Return the listing below word for word.

**Task inputs**
— start —
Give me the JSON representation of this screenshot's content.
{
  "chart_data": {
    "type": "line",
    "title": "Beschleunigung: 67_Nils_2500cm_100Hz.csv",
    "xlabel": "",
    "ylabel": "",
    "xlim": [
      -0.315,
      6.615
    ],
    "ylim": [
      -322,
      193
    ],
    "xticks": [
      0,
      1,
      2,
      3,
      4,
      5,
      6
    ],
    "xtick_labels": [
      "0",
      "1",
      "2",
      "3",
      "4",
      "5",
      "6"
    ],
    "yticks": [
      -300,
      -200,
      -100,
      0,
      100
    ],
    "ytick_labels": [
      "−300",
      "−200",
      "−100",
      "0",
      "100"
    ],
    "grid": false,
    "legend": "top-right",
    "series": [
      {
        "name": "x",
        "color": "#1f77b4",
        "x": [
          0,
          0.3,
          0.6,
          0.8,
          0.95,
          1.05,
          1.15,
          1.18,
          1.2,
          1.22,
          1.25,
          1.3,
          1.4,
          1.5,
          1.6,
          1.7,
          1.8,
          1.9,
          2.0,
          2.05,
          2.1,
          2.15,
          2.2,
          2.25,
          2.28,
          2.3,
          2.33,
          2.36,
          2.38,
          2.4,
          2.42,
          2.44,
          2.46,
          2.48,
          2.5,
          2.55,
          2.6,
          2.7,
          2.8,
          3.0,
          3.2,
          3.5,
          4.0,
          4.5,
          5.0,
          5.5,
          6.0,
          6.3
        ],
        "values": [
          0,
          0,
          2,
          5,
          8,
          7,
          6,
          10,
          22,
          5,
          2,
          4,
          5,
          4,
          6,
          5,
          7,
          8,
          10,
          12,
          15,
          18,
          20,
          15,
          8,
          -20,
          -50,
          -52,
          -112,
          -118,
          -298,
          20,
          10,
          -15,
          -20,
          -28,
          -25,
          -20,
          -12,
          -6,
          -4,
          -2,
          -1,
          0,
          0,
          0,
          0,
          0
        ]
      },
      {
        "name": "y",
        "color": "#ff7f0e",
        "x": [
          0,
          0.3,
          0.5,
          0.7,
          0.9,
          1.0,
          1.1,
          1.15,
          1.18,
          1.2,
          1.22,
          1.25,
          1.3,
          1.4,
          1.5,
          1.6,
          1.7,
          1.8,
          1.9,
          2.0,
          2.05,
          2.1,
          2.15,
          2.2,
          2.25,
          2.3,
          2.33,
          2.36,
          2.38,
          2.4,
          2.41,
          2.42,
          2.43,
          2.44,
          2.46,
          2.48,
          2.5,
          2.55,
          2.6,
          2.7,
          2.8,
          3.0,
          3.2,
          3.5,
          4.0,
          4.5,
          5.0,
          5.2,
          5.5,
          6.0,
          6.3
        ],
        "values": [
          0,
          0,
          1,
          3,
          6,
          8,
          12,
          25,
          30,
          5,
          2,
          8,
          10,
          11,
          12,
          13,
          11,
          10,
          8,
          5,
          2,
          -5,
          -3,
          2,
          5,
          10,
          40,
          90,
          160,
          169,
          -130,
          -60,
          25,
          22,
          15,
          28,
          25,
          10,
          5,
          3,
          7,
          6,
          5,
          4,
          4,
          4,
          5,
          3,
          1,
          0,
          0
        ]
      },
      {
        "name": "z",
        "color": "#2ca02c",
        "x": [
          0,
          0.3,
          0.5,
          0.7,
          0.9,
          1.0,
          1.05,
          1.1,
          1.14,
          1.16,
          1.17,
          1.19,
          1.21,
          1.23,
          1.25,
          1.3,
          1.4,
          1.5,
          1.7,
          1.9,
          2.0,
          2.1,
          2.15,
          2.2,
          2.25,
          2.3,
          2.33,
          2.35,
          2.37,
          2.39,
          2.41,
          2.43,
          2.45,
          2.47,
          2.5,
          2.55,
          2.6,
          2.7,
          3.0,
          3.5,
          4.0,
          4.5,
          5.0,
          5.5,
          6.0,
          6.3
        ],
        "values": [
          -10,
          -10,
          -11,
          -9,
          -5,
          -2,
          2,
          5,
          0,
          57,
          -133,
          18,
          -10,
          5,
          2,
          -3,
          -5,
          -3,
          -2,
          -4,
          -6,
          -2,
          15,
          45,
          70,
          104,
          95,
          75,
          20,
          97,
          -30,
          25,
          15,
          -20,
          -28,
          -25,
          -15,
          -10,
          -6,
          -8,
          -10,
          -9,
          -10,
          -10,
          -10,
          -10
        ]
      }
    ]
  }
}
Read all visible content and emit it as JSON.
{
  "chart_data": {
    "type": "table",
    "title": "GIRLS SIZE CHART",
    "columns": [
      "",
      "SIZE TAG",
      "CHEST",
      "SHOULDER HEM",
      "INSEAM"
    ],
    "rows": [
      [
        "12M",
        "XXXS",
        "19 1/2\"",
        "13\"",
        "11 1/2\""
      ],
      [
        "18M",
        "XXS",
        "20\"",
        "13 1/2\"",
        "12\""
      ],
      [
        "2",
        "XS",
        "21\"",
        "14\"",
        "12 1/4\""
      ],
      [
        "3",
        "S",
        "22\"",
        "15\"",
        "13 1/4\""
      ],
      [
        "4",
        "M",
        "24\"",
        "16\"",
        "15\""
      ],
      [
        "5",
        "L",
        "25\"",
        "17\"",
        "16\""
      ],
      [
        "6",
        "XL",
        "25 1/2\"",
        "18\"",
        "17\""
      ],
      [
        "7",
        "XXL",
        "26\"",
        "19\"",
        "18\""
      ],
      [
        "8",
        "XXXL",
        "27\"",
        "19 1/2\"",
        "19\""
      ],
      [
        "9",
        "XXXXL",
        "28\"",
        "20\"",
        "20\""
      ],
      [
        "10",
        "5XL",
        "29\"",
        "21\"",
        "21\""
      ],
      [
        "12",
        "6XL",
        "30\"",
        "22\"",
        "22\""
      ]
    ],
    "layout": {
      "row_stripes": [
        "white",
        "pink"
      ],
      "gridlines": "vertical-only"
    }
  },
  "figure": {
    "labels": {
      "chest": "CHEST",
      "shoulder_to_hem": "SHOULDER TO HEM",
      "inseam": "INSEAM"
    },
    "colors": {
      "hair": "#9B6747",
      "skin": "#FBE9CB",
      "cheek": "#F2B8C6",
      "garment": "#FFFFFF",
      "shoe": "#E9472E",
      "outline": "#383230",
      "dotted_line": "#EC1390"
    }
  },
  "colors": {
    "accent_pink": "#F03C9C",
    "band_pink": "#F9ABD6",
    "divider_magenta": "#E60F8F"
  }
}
— end —
**Finished task**
Give me the JSON representation of this screenshot's content.
{
  "chart_data": {
    "type": "line",
    "title": "Beschleunigung: 67_Nils_2500cm_100Hz.csv",
    "xlabel": "",
    "ylabel": "",
    "xlim": [
      -0.315,
      6.615
    ],
    "ylim": [
      -322,
      193
    ],
    "xticks": [
      0,
      1,
      2,
      3,
      4,
      5,
      6
    ],
    "xtick_labels": [
      "0",
      "1",
      "2",
      "3",
      "4",
      "5",
      "6"
    ],
    "yticks": [
      -300,
      -200,
      -100,
      0,
      100
    ],
    "ytick_labels": [
      "−300",
      "−200",
      "−100",
      "0",
      "100"
    ],
    "grid": false,
    "legend": "top-right",
    "series": [
      {
        "name": "x",
        "color": "#1f77b4",
        "x": [
          0,
          0.3,
          0.6,
          0.8,
          0.95,
          1.05,
          1.15,
          1.18,
          1.2,
          1.22,
          1.25,
          1.3,
          1.4,
          1.5,
          1.6,
          1.7,
          1.8,
          1.9,
          2.0,
          2.05,
          2.1,
          2.15,
          2.2,
          2.25,
          2.28,
          2.3,
          2.33,
          2.36,
          2.38,
          2.4,
          2.42,
          2.44,
          2.46,
          2.48,
          2.5,
          2.55,
          2.6,
          2.7,
          2.8,
          3.0,
          3.2,
          3.5,
          4.0,
          4.5,
          5.0,
          5.5,
          6.0,
          6.3
        ],
        "values": [
          0,
          0,
          2,
          5,
          8,
          7,
          6,
          10,
          22,
          5,
          2,
          4,
          5,
          4,
          6,
          5,
          7,
          8,
          10,
          12,
          15,
          18,
          20,
          15,
          8,
          -20,
          -50,
          -52,
          -112,
          -118,
          -298,
          20,
          10,
          -15,
          -20,
          -28,
          -25,
          -20,
          -12,
          -6,
          -4,
          -2,
          -1,
          0,
          0,
          0,
          0,
          0
        ]
      },
      {
        "name": "y",
        "color": "#ff7f0e",
        "x": [
          0,
          0.3,
          0.5,
          0.7,
          0.9,
          1.0,
          1.1,
          1.15,
          1.18,
          1.2,
          1.22,
          1.25,
          1.3,
          1.4,
          1.5,
          1.6,
          1.7,
          1.8,
          1.9,
          2.0,
          2.05,
          2.1,
          2.15,
          2.2,
          2.25,
          2.3,
          2.33,
          2.36,
          2.38,
          2.4,
          2.41,
          2.42,
          2.43,
          2.44,
          2.46,
          2.48,
          2.5,
          2.55,
          2.6,
          2.7,
          2.8,
          3.0,
          3.2,
          3.5,
          4.0,
          4.5,
          5.0,
          5.2,
          5.5,
          6.0,
          6.3
        ],
        "values": [
          0,
          0,
          1,
          3,
          6,
          8,
          12,
          25,
          30,
          5,
          2,
          8,
          10,
          11,
          12,
          13,
          11,
          10,
          8,
          5,
          2,
          -5,
          -3,
          2,
          5,
          10,
          40,
          90,
          160,
          169,
          -130,
          -60,
          25,
          22,
          15,
          28,
          25,
          10,
          5,
          3,
          7,
          6,
          5,
          4,
          4,
          4,
          5,
          3,
          1,
          0,
          0
        ]
      },
      {
        "name": "z",
        "color": "#2ca02c",
        "x": [
          0,
          0.3,
          0.5,
          0.7,
          0.9,
          1.0,
          1.05,
          1.1,
          1.14,
          1.16,
          1.17,
          1.19,
          1.21,
          1.23,
          1.25,
          1.3,
          1.4,
          1.5,
          1.7,
          1.9,
          2.0,
          2.1,
          2.15,
          2.2,
          2.25,
          2.3,
          2.33,
          2.35,
          2.37,
          2.39,
          2.41,
          2.43,
          2.45,
          2.47,
          2.5,
          2.55,
          2.6,
          2.7,
          3.0,
          3.5,
          4.0,
          4.5,
          5.0,
          5.5,
          6.0,
          6.3
        ],
        "values": [
          -10,
          -10,
          -11,
          -9,
          -5,
          -2,
          2,
          5,
          0,
          57,
          -133,
          18,
          -10,
          5,
          2,
          -3,
          -5,
          -3,
          -2,
          -4,
          -6,
          -2,
          15,
          45,
          70,
          104,
          95,
          75,
          20,
          97,
          -30,
          25,
          15,
          -20,
          -28,
          -25,
          -15,
          -10,
          -6,
          -8,
          -10,
          -9,
          -10,
          -10,
          -10,
          -10
        ]
      }
    ]
  }
}
Read all visible content and emit it as JSON.
{
  "chart_data": {
    "type": "table",
    "title": "GIRLS SIZE CHART",
    "columns": [
      "",
      "SIZE TAG",
      "CHEST",
      "SHOULDER HEM",
      "INSEAM"
    ],
    "rows": [
      [
        "12M",
        "XXXS",
        "19 1/2\"",
        "13\"",
        "11 1/2\""
      ],
      [
        "18M",
        "XXS",
        "20\"",
        "13 1/2\"",
        "12\""
      ],
      [
        "2",
        "XS",
        "21\"",
        "14\"",
        "12 1/4\""
      ],
      [
        "3",
        "S",
        "22\"",
        "15\"",
        "13 1/4\""
      ],
      [
        "4",
        "M",
        "24\"",
        "16\"",
        "15\""
      ],
      [
        "5",
        "L",
        "25\"",
        "17\"",
        "16\""
      ],
      [
        "6",
        "XL",
        "25 1/2\"",
        "18\"",
        "17\""
      ],
      [
        "7",
        "XXL",
        "26\"",
        "19\"",
        "18\""
      ],
      [
        "8",
        "XXXL",
        "27\"",
        "19 1/2\"",
        "19\""
      ],
      [
        "9",
        "XXXXL",
        "28\"",
        "20\"",
        "20\""
      ],
      [
        "10",
        "5XL",
        "29\"",
        "21\"",
        "21\""
      ],
      [
        "12",
        "6XL",
        "30\"",
        "22\"",
        "22\""
      ]
    ],
    "layout": {
      "row_stripes": [
        "white",
        "pink"
      ],
      "gridlines": "vertical-only"
    }
  },
  "figure": {
    "labels": {
      "chest": "CHEST",
      "shoulder_to_hem": "SHOULDER TO HEM",
      "inseam": "INSEAM"
    },
    "colors": {
      "hair": "#9B6747",
      "skin": "#FBE9CB",
      "cheek": "#F2B8C6",
      "garment": "#FFFFFF",
      "shoe": "#E9472E",
      "outline": "#383230",
      "dotted_line": "#EC1390"
    }
  },
  "colors": {
    "accent_pink": "#F03C9C",
    "band_pink": "#F9ABD6",
    "divider_magenta": "#E60F8F"
  }
}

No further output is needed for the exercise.